— begin Data excerpts —

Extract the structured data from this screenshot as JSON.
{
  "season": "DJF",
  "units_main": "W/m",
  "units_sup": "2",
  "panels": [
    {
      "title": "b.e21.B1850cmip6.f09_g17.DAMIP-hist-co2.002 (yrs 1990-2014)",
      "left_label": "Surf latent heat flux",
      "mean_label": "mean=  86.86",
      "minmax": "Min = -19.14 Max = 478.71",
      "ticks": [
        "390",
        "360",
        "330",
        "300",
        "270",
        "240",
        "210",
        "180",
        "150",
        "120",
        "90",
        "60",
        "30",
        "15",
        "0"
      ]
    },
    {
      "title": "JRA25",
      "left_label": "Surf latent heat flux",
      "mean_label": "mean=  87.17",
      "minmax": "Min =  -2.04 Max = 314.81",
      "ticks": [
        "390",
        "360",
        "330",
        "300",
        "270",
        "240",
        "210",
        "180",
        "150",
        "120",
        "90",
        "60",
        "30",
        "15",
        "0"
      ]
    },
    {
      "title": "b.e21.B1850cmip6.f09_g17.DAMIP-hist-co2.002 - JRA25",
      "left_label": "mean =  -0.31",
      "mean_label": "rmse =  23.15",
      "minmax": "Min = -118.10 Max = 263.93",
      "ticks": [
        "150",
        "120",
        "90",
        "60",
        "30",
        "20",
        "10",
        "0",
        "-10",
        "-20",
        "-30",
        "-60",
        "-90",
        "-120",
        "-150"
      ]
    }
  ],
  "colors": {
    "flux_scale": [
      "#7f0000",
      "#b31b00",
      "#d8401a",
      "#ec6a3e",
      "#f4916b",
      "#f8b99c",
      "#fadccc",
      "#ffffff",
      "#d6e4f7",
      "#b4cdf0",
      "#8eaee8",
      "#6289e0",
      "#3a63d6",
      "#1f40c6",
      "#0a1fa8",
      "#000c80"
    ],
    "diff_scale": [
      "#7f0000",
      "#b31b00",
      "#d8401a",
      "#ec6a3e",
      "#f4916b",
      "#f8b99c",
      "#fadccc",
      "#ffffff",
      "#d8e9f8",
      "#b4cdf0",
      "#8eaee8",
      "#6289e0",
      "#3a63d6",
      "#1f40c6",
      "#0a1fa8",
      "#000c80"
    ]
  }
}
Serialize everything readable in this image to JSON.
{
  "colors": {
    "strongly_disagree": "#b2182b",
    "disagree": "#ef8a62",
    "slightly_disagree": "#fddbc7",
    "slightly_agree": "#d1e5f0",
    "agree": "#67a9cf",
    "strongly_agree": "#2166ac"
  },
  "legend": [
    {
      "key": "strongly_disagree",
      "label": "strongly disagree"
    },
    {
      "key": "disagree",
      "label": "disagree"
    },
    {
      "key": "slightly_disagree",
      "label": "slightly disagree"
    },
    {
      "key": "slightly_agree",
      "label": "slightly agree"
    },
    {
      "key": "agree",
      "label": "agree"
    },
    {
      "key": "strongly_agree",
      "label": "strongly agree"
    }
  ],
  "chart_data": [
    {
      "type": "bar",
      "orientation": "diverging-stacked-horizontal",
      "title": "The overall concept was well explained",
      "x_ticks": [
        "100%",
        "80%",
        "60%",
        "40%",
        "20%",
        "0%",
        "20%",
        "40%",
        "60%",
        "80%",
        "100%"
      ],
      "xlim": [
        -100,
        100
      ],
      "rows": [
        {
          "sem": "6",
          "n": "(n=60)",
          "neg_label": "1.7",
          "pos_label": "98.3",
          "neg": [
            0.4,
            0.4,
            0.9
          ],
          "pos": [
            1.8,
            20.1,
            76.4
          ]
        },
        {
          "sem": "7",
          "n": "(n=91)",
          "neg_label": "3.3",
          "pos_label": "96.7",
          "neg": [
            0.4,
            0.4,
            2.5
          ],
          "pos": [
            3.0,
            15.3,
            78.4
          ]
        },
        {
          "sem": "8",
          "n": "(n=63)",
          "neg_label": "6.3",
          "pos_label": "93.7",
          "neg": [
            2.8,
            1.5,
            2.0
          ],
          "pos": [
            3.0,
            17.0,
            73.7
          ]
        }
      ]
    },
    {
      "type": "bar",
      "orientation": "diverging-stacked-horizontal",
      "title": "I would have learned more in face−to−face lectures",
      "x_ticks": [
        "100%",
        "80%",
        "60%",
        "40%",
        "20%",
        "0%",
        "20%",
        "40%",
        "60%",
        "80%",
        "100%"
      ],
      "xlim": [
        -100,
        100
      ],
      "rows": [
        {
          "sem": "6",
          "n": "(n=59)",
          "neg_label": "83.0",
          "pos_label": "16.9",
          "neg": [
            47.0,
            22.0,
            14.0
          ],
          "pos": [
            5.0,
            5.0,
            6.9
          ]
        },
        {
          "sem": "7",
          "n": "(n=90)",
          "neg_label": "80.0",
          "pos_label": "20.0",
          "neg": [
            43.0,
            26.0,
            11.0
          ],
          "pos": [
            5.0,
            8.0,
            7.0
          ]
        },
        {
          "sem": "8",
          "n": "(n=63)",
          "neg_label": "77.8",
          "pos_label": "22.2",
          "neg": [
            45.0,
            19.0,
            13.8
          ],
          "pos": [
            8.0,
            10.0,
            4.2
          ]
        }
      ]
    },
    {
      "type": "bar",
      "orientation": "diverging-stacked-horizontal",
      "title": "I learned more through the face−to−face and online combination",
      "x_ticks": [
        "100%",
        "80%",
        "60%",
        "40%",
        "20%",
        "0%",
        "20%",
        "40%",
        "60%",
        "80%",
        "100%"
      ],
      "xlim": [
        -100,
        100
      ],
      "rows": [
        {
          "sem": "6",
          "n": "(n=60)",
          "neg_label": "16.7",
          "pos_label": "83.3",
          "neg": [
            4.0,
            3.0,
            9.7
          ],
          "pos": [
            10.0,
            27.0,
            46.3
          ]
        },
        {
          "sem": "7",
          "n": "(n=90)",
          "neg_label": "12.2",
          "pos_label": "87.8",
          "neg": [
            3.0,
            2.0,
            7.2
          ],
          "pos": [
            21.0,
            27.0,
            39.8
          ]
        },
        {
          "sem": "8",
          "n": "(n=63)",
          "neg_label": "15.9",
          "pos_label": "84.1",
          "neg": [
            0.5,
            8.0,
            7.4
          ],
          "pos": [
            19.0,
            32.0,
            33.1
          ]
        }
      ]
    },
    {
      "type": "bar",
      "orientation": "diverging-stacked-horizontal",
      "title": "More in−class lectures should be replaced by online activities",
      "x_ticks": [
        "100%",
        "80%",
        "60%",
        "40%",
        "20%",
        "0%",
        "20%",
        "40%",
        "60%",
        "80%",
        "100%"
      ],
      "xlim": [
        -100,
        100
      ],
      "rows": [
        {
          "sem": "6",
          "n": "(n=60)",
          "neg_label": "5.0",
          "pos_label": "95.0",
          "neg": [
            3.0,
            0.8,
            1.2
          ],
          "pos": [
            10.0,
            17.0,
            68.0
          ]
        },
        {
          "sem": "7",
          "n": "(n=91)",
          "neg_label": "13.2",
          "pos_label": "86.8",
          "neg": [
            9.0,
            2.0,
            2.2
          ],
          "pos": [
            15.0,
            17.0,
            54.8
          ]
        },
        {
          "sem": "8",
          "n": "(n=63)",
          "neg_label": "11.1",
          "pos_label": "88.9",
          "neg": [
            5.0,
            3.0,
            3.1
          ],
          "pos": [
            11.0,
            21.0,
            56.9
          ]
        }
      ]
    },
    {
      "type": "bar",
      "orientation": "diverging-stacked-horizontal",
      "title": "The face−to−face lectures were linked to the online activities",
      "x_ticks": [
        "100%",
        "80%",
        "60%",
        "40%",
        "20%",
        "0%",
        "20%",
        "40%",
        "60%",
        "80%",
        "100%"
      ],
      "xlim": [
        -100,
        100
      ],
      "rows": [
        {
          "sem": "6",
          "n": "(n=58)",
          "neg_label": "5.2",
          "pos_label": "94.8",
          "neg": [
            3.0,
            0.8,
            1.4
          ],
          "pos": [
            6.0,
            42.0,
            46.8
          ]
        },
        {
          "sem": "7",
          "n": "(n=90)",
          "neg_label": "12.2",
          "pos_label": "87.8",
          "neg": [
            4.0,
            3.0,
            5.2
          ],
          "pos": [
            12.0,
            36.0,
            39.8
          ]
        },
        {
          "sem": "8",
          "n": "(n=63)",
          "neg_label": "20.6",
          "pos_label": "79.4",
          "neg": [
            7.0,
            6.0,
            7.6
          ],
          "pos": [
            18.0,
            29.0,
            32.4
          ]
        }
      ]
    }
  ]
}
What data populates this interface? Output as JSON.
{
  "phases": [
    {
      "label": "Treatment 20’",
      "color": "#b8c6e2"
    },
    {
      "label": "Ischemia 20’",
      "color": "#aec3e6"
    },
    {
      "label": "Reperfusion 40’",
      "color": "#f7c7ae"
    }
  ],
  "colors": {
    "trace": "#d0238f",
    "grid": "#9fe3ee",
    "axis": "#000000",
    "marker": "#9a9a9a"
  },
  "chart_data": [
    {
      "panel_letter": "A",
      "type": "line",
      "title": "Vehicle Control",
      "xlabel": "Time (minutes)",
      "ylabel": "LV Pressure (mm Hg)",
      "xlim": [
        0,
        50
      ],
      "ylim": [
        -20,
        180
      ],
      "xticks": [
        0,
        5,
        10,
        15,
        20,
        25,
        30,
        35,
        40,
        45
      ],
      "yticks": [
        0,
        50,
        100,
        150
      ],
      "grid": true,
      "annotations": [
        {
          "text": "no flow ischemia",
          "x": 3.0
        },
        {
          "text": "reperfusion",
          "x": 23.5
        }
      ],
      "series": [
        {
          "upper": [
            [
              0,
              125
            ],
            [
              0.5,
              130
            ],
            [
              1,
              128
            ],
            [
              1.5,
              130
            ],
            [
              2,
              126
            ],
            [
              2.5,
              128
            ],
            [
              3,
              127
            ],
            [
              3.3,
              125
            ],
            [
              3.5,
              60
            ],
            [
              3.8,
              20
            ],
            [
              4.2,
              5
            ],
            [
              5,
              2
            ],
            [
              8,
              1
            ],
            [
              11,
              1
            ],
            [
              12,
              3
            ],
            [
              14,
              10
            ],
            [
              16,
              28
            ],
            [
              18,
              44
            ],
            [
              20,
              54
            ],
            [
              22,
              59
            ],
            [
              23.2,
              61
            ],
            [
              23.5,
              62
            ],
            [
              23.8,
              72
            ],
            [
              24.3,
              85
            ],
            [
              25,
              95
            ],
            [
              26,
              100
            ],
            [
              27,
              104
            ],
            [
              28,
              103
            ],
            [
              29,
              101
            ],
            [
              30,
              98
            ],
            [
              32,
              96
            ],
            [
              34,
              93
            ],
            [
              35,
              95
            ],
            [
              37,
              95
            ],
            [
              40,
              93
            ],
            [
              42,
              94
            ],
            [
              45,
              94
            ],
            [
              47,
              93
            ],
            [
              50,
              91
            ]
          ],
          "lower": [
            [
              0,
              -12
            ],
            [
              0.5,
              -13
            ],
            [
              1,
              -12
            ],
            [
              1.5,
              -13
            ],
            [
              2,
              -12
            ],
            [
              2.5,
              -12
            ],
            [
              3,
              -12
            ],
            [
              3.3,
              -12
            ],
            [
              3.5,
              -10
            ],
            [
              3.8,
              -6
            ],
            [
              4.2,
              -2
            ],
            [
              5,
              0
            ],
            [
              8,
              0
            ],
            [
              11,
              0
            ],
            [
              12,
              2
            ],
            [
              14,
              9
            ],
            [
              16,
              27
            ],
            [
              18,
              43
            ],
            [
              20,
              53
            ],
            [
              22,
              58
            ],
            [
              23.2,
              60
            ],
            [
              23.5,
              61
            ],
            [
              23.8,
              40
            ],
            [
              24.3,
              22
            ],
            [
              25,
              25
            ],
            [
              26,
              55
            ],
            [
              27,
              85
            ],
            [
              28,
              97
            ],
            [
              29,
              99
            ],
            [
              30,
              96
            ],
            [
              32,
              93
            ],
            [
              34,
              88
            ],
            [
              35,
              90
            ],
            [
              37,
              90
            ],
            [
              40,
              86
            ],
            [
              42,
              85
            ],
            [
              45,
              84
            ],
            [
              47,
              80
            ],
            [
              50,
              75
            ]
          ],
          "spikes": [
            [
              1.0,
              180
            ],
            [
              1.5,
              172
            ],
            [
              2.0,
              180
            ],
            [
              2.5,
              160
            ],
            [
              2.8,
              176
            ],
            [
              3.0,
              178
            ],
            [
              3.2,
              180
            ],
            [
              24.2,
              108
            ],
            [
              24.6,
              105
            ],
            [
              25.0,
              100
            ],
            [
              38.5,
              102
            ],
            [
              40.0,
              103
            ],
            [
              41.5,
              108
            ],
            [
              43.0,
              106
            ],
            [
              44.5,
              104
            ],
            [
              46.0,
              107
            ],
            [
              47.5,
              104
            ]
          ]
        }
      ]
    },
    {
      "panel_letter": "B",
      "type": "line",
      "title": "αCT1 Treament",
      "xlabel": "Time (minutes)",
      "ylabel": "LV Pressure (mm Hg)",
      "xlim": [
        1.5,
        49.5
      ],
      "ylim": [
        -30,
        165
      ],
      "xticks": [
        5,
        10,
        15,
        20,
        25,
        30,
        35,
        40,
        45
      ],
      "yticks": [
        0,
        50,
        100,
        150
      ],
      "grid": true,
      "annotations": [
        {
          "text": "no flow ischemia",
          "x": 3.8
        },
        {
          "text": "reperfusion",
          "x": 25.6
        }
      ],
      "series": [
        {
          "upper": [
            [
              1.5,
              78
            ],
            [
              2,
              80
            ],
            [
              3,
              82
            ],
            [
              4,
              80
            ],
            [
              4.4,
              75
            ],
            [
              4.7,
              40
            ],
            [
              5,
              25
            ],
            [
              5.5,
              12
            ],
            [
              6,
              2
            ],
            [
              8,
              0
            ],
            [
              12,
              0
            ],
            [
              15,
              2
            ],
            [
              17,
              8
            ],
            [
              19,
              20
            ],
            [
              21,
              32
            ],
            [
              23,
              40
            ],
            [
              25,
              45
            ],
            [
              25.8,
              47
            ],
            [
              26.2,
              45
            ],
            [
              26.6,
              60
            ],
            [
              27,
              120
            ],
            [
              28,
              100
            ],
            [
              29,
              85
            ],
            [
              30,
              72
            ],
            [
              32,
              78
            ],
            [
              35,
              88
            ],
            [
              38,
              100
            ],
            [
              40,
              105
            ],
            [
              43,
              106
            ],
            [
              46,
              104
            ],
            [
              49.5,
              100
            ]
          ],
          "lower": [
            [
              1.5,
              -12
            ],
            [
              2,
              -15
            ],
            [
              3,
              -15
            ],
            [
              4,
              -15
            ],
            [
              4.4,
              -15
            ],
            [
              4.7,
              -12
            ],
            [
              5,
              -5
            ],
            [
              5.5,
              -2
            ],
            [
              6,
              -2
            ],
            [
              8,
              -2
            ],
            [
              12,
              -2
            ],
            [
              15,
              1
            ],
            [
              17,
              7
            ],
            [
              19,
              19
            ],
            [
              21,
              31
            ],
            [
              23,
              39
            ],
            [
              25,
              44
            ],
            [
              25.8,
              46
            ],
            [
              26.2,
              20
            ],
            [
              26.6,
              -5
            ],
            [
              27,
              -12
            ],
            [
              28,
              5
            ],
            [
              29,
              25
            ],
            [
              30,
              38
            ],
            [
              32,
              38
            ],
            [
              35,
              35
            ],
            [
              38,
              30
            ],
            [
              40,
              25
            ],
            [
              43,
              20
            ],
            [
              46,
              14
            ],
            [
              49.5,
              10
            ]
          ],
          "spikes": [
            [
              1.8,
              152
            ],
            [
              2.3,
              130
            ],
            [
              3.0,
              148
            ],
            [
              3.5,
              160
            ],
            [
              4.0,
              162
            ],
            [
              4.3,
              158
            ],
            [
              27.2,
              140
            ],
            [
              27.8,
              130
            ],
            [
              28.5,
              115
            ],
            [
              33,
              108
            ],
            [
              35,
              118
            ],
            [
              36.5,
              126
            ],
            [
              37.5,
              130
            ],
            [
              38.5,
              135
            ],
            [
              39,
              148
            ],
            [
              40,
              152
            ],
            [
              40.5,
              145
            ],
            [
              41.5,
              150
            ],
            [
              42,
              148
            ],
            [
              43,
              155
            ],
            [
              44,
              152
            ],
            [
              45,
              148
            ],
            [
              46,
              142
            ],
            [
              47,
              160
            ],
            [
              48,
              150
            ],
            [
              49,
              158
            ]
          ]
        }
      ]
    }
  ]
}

— end Data excerpts —

- [What is expected]: From the data, pick out every line that includes "DAMIP".

- [Response]:
      "title": "b.e21.B1850cmip6.f09_g17.DAMIP-hist-co2.002 (yrs 1990-2014)",
      "title": "b.e21.B1850cmip6.f09_g17.DAMIP-hist-co2.002 - JRA25",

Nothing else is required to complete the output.